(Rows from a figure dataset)
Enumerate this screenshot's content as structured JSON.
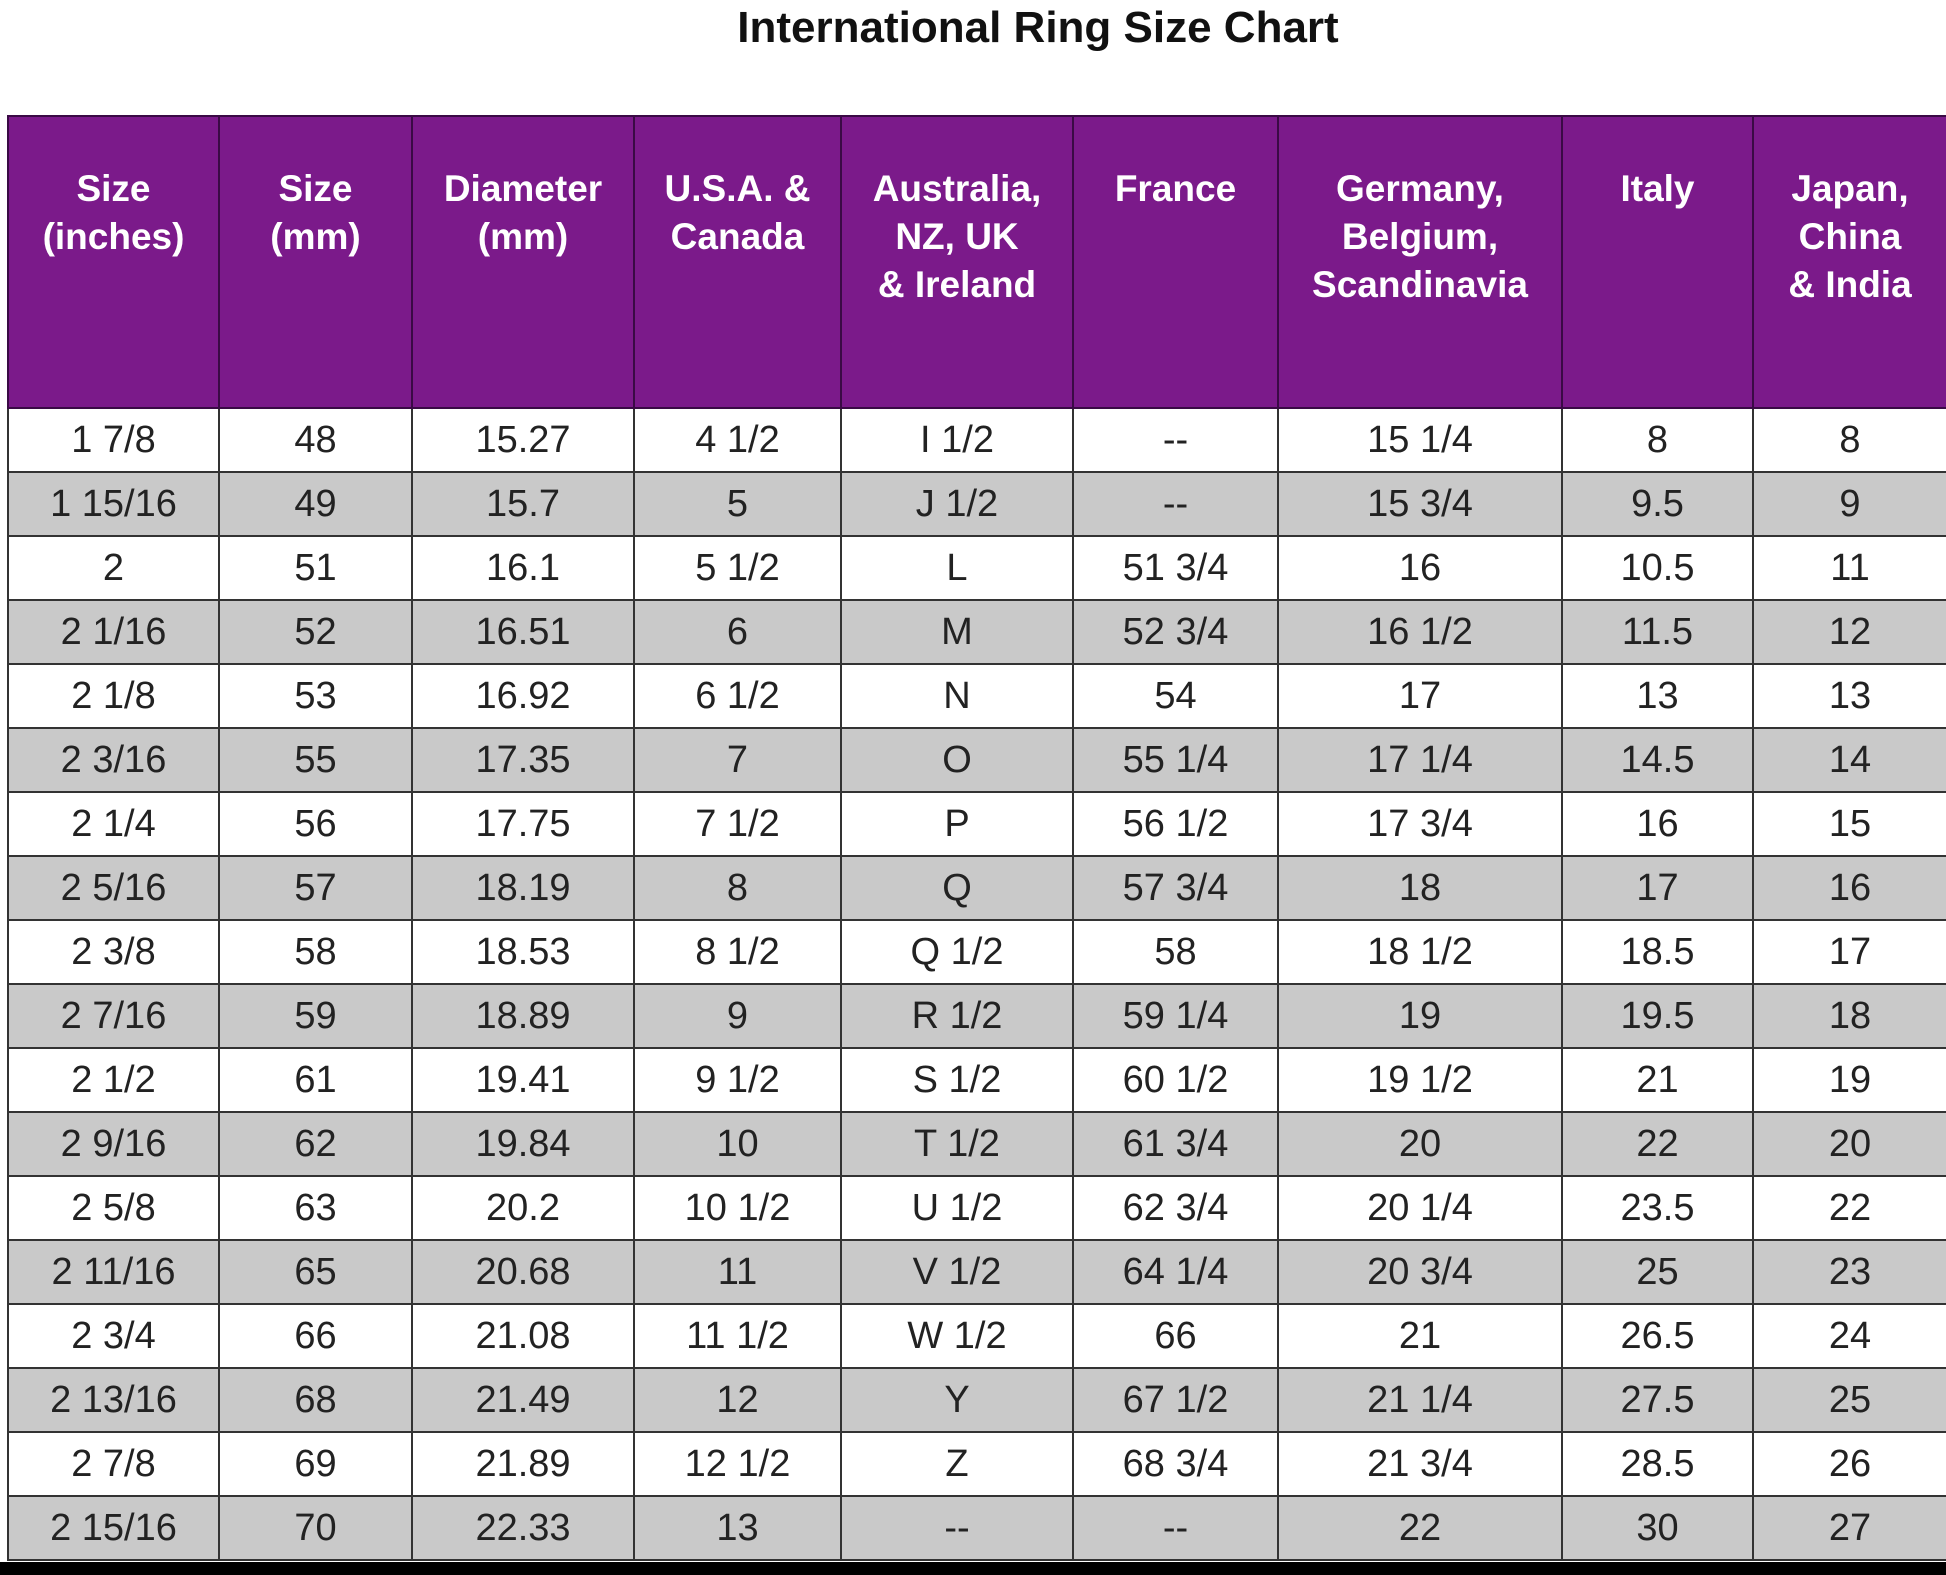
{
  "title": "International Ring Size Chart",
  "table": {
    "header": [
      "Size\n(inches)",
      "Size\n(mm)",
      "Diameter\n(mm)",
      "U.S.A. &\nCanada",
      "Australia,\nNZ, UK\n& Ireland",
      "France",
      "Germany,\nBelgium,\nScandinavia",
      "Italy",
      "Japan,\nChina\n& India"
    ],
    "rows": [
      [
        "1 7/8",
        "48",
        "15.27",
        "4 1/2",
        "I 1/2",
        "--",
        "15 1/4",
        "8",
        "8"
      ],
      [
        "1 15/16",
        "49",
        "15.7",
        "5",
        "J 1/2",
        "--",
        "15 3/4",
        "9.5",
        "9"
      ],
      [
        "2",
        "51",
        "16.1",
        "5 1/2",
        "L",
        "51 3/4",
        "16",
        "10.5",
        "11"
      ],
      [
        "2 1/16",
        "52",
        "16.51",
        "6",
        "M",
        "52 3/4",
        "16 1/2",
        "11.5",
        "12"
      ],
      [
        "2 1/8",
        "53",
        "16.92",
        "6 1/2",
        "N",
        "54",
        "17",
        "13",
        "13"
      ],
      [
        "2 3/16",
        "55",
        "17.35",
        "7",
        "O",
        "55 1/4",
        "17 1/4",
        "14.5",
        "14"
      ],
      [
        "2 1/4",
        "56",
        "17.75",
        "7 1/2",
        "P",
        "56 1/2",
        "17 3/4",
        "16",
        "15"
      ],
      [
        "2 5/16",
        "57",
        "18.19",
        "8",
        "Q",
        "57 3/4",
        "18",
        "17",
        "16"
      ],
      [
        "2 3/8",
        "58",
        "18.53",
        "8 1/2",
        "Q 1/2",
        "58",
        "18 1/2",
        "18.5",
        "17"
      ],
      [
        "2 7/16",
        "59",
        "18.89",
        "9",
        "R 1/2",
        "59 1/4",
        "19",
        "19.5",
        "18"
      ],
      [
        "2 1/2",
        "61",
        "19.41",
        "9 1/2",
        "S 1/2",
        "60 1/2",
        "19 1/2",
        "21",
        "19"
      ],
      [
        "2 9/16",
        "62",
        "19.84",
        "10",
        "T 1/2",
        "61 3/4",
        "20",
        "22",
        "20"
      ],
      [
        "2 5/8",
        "63",
        "20.2",
        "10 1/2",
        "U 1/2",
        "62 3/4",
        "20 1/4",
        "23.5",
        "22"
      ],
      [
        "2 11/16",
        "65",
        "20.68",
        "11",
        "V 1/2",
        "64 1/4",
        "20 3/4",
        "25",
        "23"
      ],
      [
        "2 3/4",
        "66",
        "21.08",
        "11 1/2",
        "W 1/2",
        "66",
        "21",
        "26.5",
        "24"
      ],
      [
        "2 13/16",
        "68",
        "21.49",
        "12",
        "Y",
        "67 1/2",
        "21 1/4",
        "27.5",
        "25"
      ],
      [
        "2 7/8",
        "69",
        "21.89",
        "12 1/2",
        "Z",
        "68 3/4",
        "21 3/4",
        "28.5",
        "26"
      ],
      [
        "2 15/16",
        "70",
        "22.33",
        "13",
        "--",
        "--",
        "22",
        "30",
        "27"
      ]
    ]
  }
}
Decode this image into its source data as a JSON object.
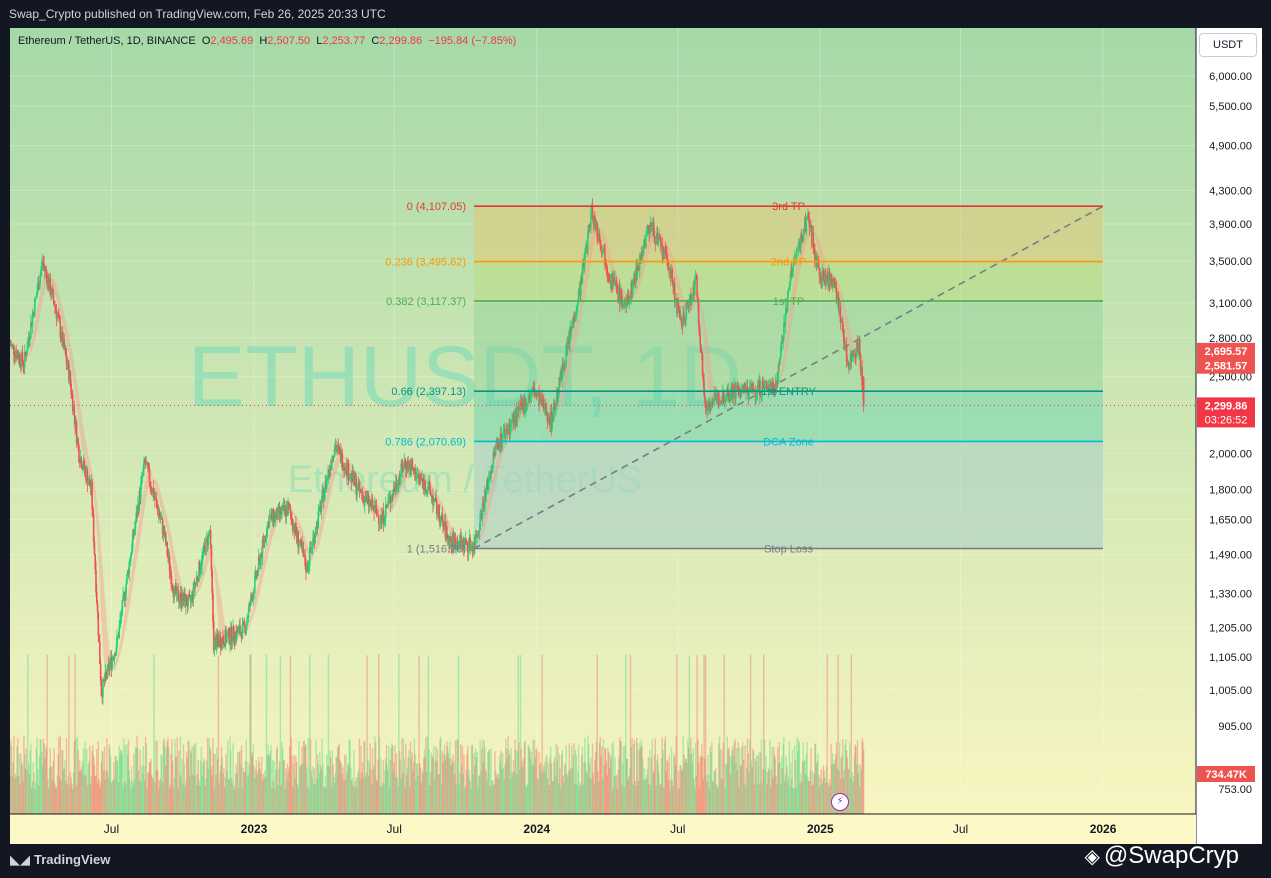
{
  "header": {
    "publisher_line": "Swap_Crypto published on TradingView.com, Feb 26, 2025 20:33 UTC"
  },
  "symbol_info": {
    "name": "Ethereum / TetherUS, 1D, BINANCE",
    "o_label": "O",
    "o_value": "2,495.69",
    "h_label": "H",
    "h_value": "2,507.50",
    "l_label": "L",
    "l_value": "2,253.77",
    "c_label": "C",
    "c_value": "2,299.86",
    "change": "−195.84 (−7.85%)"
  },
  "currency_button": "USDT",
  "watermark": {
    "big": "ETHUSDT, 1D",
    "small": "Ethereum / TetherUS"
  },
  "footer": {
    "brand": "TradingView",
    "handle": "@SwapCryp"
  },
  "colors": {
    "bg_top": "#a6d9a8",
    "bg_bottom": "#f8f5c0",
    "up": "#26d17c",
    "down": "#ef5350",
    "ma_band": "#f2a08f",
    "fib_0": "#e53935",
    "fib_0236": "#ff9800",
    "fib_0382": "#4caf50",
    "fib_066": "#009688",
    "fib_0786": "#00bcd4",
    "fib_1": "#787b86",
    "last_price_bg": "#f23645",
    "marker_bg": "#ef5350"
  },
  "chart_data": {
    "type": "candlestick",
    "symbol": "ETHUSDT",
    "interval": "1D",
    "exchange": "BINANCE",
    "scale": "log",
    "ylim": [
      700,
      6900
    ],
    "x_tick_labels": [
      "Jul",
      "2023",
      "Jul",
      "2024",
      "Jul",
      "2025",
      "Jul",
      "2026"
    ],
    "x_ticks": [
      "2022-07-01",
      "2023-01-01",
      "2023-07-01",
      "2024-01-01",
      "2024-07-01",
      "2025-01-01",
      "2025-07-01",
      "2026-01-01"
    ],
    "x_range": [
      "2022-02-20",
      "2026-05-01"
    ],
    "y_tick_labels": [
      "6,000.00",
      "5,500.00",
      "4,900.00",
      "4,300.00",
      "3,900.00",
      "3,500.00",
      "3,100.00",
      "2,800.00",
      "2,500.00",
      "2,000.00",
      "1,800.00",
      "1,650.00",
      "1,490.00",
      "1,330.00",
      "1,205.00",
      "1,105.00",
      "1,005.00",
      "905.00",
      "753.00"
    ],
    "y_ticks": [
      6000,
      5500,
      4900,
      4300,
      3900,
      3500,
      3100,
      2800,
      2500,
      2000,
      1800,
      1650,
      1490,
      1330,
      1205,
      1105,
      1005,
      905,
      753
    ],
    "price_path": [
      {
        "date": "2022-02-20",
        "close": 2750
      },
      {
        "date": "2022-03-10",
        "close": 2600
      },
      {
        "date": "2022-04-03",
        "close": 3500
      },
      {
        "date": "2022-04-20",
        "close": 3050
      },
      {
        "date": "2022-05-08",
        "close": 2500
      },
      {
        "date": "2022-05-20",
        "close": 2000
      },
      {
        "date": "2022-06-05",
        "close": 1800
      },
      {
        "date": "2022-06-18",
        "close": 1000
      },
      {
        "date": "2022-07-08",
        "close": 1150
      },
      {
        "date": "2022-08-13",
        "close": 1950
      },
      {
        "date": "2022-09-06",
        "close": 1600
      },
      {
        "date": "2022-09-20",
        "close": 1330
      },
      {
        "date": "2022-10-10",
        "close": 1290
      },
      {
        "date": "2022-11-05",
        "close": 1600
      },
      {
        "date": "2022-11-10",
        "close": 1150
      },
      {
        "date": "2022-12-20",
        "close": 1200
      },
      {
        "date": "2023-01-20",
        "close": 1650
      },
      {
        "date": "2023-02-15",
        "close": 1700
      },
      {
        "date": "2023-03-10",
        "close": 1430
      },
      {
        "date": "2023-04-15",
        "close": 2050
      },
      {
        "date": "2023-05-15",
        "close": 1800
      },
      {
        "date": "2023-06-15",
        "close": 1650
      },
      {
        "date": "2023-07-15",
        "close": 1950
      },
      {
        "date": "2023-08-15",
        "close": 1800
      },
      {
        "date": "2023-09-10",
        "close": 1550
      },
      {
        "date": "2023-10-12",
        "close": 1530
      },
      {
        "date": "2023-11-10",
        "close": 2050
      },
      {
        "date": "2023-12-28",
        "close": 2400
      },
      {
        "date": "2024-01-20",
        "close": 2200
      },
      {
        "date": "2024-02-25",
        "close": 3200
      },
      {
        "date": "2024-03-12",
        "close": 4050
      },
      {
        "date": "2024-04-05",
        "close": 3350
      },
      {
        "date": "2024-04-25",
        "close": 3050
      },
      {
        "date": "2024-05-26",
        "close": 3900
      },
      {
        "date": "2024-06-20",
        "close": 3450
      },
      {
        "date": "2024-07-05",
        "close": 2900
      },
      {
        "date": "2024-07-25",
        "close": 3300
      },
      {
        "date": "2024-08-05",
        "close": 2300
      },
      {
        "date": "2024-09-10",
        "close": 2400
      },
      {
        "date": "2024-10-05",
        "close": 2400
      },
      {
        "date": "2024-11-05",
        "close": 2450
      },
      {
        "date": "2024-11-25",
        "close": 3400
      },
      {
        "date": "2024-12-16",
        "close": 4000
      },
      {
        "date": "2024-12-31",
        "close": 3350
      },
      {
        "date": "2025-01-20",
        "close": 3300
      },
      {
        "date": "2025-02-05",
        "close": 2600
      },
      {
        "date": "2025-02-20",
        "close": 2750
      },
      {
        "date": "2025-02-26",
        "close": 2299.86
      }
    ],
    "fib_retracement": {
      "anchor_low": {
        "date": "2023-10-12",
        "price": 1516.26
      },
      "anchor_high": {
        "date": "2026-01-01",
        "price": 4107.05
      },
      "levels": [
        {
          "ratio_label": "0 (4,107.05)",
          "price": 4107.05,
          "tag": "3rd TP",
          "color": "#e53935"
        },
        {
          "ratio_label": "0.236 (3,495.62)",
          "price": 3495.62,
          "tag": "2nd TP",
          "color": "#ff9800"
        },
        {
          "ratio_label": "0.382 (3,117.37)",
          "price": 3117.37,
          "tag": "1st TP",
          "color": "#4caf50"
        },
        {
          "ratio_label": "0.66 (2,397.13)",
          "price": 2397.13,
          "tag": "1st ENTRY",
          "color": "#009688"
        },
        {
          "ratio_label": "0.786 (2,070.69)",
          "price": 2070.69,
          "tag": "DCA Zone",
          "color": "#00bcd4"
        },
        {
          "ratio_label": "1 (1,516.26)",
          "price": 1516.26,
          "tag": "Stop Loss",
          "color": "#787b86"
        }
      ]
    },
    "price_markers": [
      {
        "label": "2,695.57",
        "price": 2695.57
      },
      {
        "label": "2,581.57",
        "price": 2581.57
      }
    ],
    "last_price": {
      "label": "2,299.86",
      "price": 2299.86,
      "countdown": "03:26:52"
    },
    "volume_label": "734.47K"
  }
}
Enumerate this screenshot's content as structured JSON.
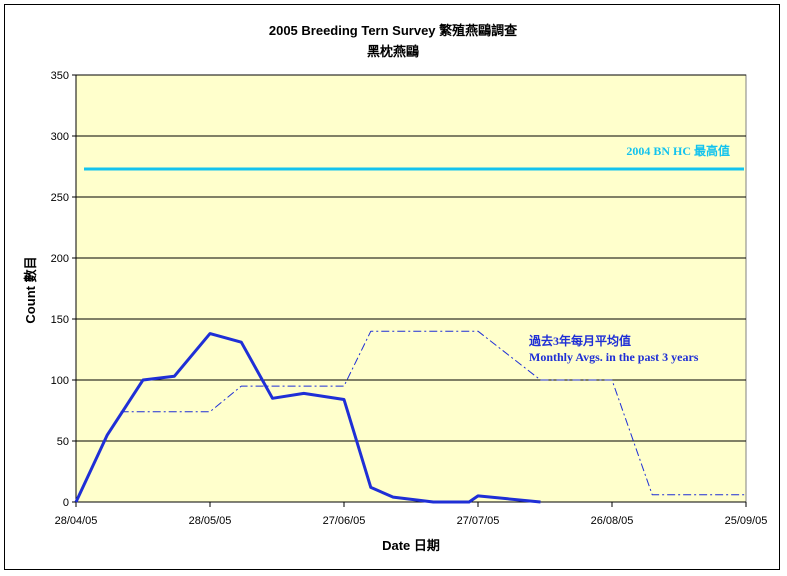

#### Requirements:
Pull out every line in the data above that has the word "TradingView".

#### Answer to the exercise:
    "publisher_line": "Swap_Crypto published on TradingView.com, Feb 26, 2025 20:33 UTC"
    "brand": "TradingView",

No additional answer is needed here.